### Exercise prompt
Reproduce each line exactly, including spacing and punctuation.

------ Entries supplied

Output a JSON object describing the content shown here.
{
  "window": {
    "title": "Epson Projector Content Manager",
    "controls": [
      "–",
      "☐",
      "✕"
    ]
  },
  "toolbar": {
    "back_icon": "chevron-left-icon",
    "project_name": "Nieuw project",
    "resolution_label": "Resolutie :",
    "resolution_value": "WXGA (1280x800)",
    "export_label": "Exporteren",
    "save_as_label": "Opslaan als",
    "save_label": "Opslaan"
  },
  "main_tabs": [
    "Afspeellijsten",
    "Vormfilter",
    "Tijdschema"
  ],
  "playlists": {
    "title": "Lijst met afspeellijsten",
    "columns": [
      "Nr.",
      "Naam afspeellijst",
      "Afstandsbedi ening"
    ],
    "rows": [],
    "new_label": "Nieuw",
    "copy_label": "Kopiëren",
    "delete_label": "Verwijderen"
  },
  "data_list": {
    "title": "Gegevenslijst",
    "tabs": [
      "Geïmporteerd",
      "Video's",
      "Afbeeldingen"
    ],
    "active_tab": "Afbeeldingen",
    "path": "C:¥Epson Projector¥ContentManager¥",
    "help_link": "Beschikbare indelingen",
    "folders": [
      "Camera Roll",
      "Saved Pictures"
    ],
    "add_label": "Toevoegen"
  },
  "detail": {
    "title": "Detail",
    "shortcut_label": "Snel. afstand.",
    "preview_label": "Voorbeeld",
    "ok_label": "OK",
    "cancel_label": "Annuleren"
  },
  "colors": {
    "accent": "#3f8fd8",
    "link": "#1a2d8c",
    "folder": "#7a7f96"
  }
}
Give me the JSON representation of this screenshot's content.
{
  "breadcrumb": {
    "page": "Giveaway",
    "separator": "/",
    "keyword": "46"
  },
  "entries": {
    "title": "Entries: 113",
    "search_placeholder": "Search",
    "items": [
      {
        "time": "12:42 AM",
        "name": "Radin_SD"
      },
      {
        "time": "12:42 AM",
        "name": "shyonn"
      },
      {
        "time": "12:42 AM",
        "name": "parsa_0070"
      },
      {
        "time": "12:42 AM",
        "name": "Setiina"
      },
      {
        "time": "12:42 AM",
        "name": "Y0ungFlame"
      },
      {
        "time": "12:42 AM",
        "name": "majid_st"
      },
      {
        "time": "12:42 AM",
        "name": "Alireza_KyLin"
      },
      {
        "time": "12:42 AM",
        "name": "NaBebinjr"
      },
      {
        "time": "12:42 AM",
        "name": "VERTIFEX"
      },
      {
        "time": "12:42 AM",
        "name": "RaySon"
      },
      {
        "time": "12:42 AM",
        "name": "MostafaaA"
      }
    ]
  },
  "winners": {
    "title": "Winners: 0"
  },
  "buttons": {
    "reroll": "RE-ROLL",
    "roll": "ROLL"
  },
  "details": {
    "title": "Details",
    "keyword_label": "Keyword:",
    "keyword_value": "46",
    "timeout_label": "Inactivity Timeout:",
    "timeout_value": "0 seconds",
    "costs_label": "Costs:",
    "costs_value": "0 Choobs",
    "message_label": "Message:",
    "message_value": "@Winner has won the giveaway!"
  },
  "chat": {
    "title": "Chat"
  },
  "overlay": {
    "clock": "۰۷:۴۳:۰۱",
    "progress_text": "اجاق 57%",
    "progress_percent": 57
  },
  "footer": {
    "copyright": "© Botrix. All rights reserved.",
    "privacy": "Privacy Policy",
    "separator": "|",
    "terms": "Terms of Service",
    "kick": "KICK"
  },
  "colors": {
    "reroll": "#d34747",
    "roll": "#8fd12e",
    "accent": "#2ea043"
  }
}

------------

### Solution to this exercise
Output a JSON object describing the content shown here.
{
  "window": {
    "title": "Epson Projector Content Manager",
    "controls": [
      "–",
      "☐",
      "✕"
    ]
  },
  "toolbar": {
    "back_icon": "chevron-left-icon",
    "project_name": "Nieuw project",
    "resolution_label": "Resolutie :",
    "resolution_value": "WXGA (1280x800)",
    "export_label": "Exporteren",
    "save_as_label": "Opslaan als",
    "save_label": "Opslaan"
  },
  "main_tabs": [
    "Afspeellijsten",
    "Vormfilter",
    "Tijdschema"
  ],
  "playlists": {
    "title": "Lijst met afspeellijsten",
    "columns": [
      "Nr.",
      "Naam afspeellijst",
      "Afstandsbedi ening"
    ],
    "rows": [],
    "new_label": "Nieuw",
    "copy_label": "Kopiëren",
    "delete_label": "Verwijderen"
  },
  "data_list": {
    "title": "Gegevenslijst",
    "tabs": [
      "Geïmporteerd",
      "Video's",
      "Afbeeldingen"
    ],
    "active_tab": "Afbeeldingen",
    "path": "C:¥Epson Projector¥ContentManager¥",
    "help_link": "Beschikbare indelingen",
    "folders": [
      "Camera Roll",
      "Saved Pictures"
    ],
    "add_label": "Toevoegen"
  },
  "detail": {
    "title": "Detail",
    "shortcut_label": "Snel. afstand.",
    "preview_label": "Voorbeeld",
    "ok_label": "OK",
    "cancel_label": "Annuleren"
  },
  "colors": {
    "accent": "#3f8fd8",
    "link": "#1a2d8c",
    "folder": "#7a7f96"
  }
}
Give me the JSON representation of this screenshot's content.
{
  "breadcrumb": {
    "page": "Giveaway",
    "separator": "/",
    "keyword": "46"
  },
  "entries": {
    "title": "Entries: 113",
    "search_placeholder": "Search",
    "items": [
      {
        "time": "12:42 AM",
        "name": "Radin_SD"
      },
      {
        "time": "12:42 AM",
        "name": "shyonn"
      },
      {
        "time": "12:42 AM",
        "name": "parsa_0070"
      },
      {
        "time": "12:42 AM",
        "name": "Setiina"
      },
      {
        "time": "12:42 AM",
        "name": "Y0ungFlame"
      },
      {
        "time": "12:42 AM",
        "name": "majid_st"
      },
      {
        "time": "12:42 AM",
        "name": "Alireza_KyLin"
      },
      {
        "time": "12:42 AM",
        "name": "NaBebinjr"
      },
      {
        "time": "12:42 AM",
        "name": "VERTIFEX"
      },
      {
        "time": "12:42 AM",
        "name": "RaySon"
      },
      {
        "time": "12:42 AM",
        "name": "MostafaaA"
      }
    ]
  },
  "winners": {
    "title": "Winners: 0"
  },
  "buttons": {
    "reroll": "RE-ROLL",
    "roll": "ROLL"
  },
  "details": {
    "title": "Details",
    "keyword_label": "Keyword:",
    "keyword_value": "46",
    "timeout_label": "Inactivity Timeout:",
    "timeout_value": "0 seconds",
    "costs_label": "Costs:",
    "costs_value": "0 Choobs",
    "message_label": "Message:",
    "message_value": "@Winner has won the giveaway!"
  },
  "chat": {
    "title": "Chat"
  },
  "overlay": {
    "clock": "۰۷:۴۳:۰۱",
    "progress_text": "اجاق 57%",
    "progress_percent": 57
  },
  "footer": {
    "copyright": "© Botrix. All rights reserved.",
    "privacy": "Privacy Policy",
    "separator": "|",
    "terms": "Terms of Service",
    "kick": "KICK"
  },
  "colors": {
    "reroll": "#d34747",
    "roll": "#8fd12e",
    "accent": "#2ea043"
  }
}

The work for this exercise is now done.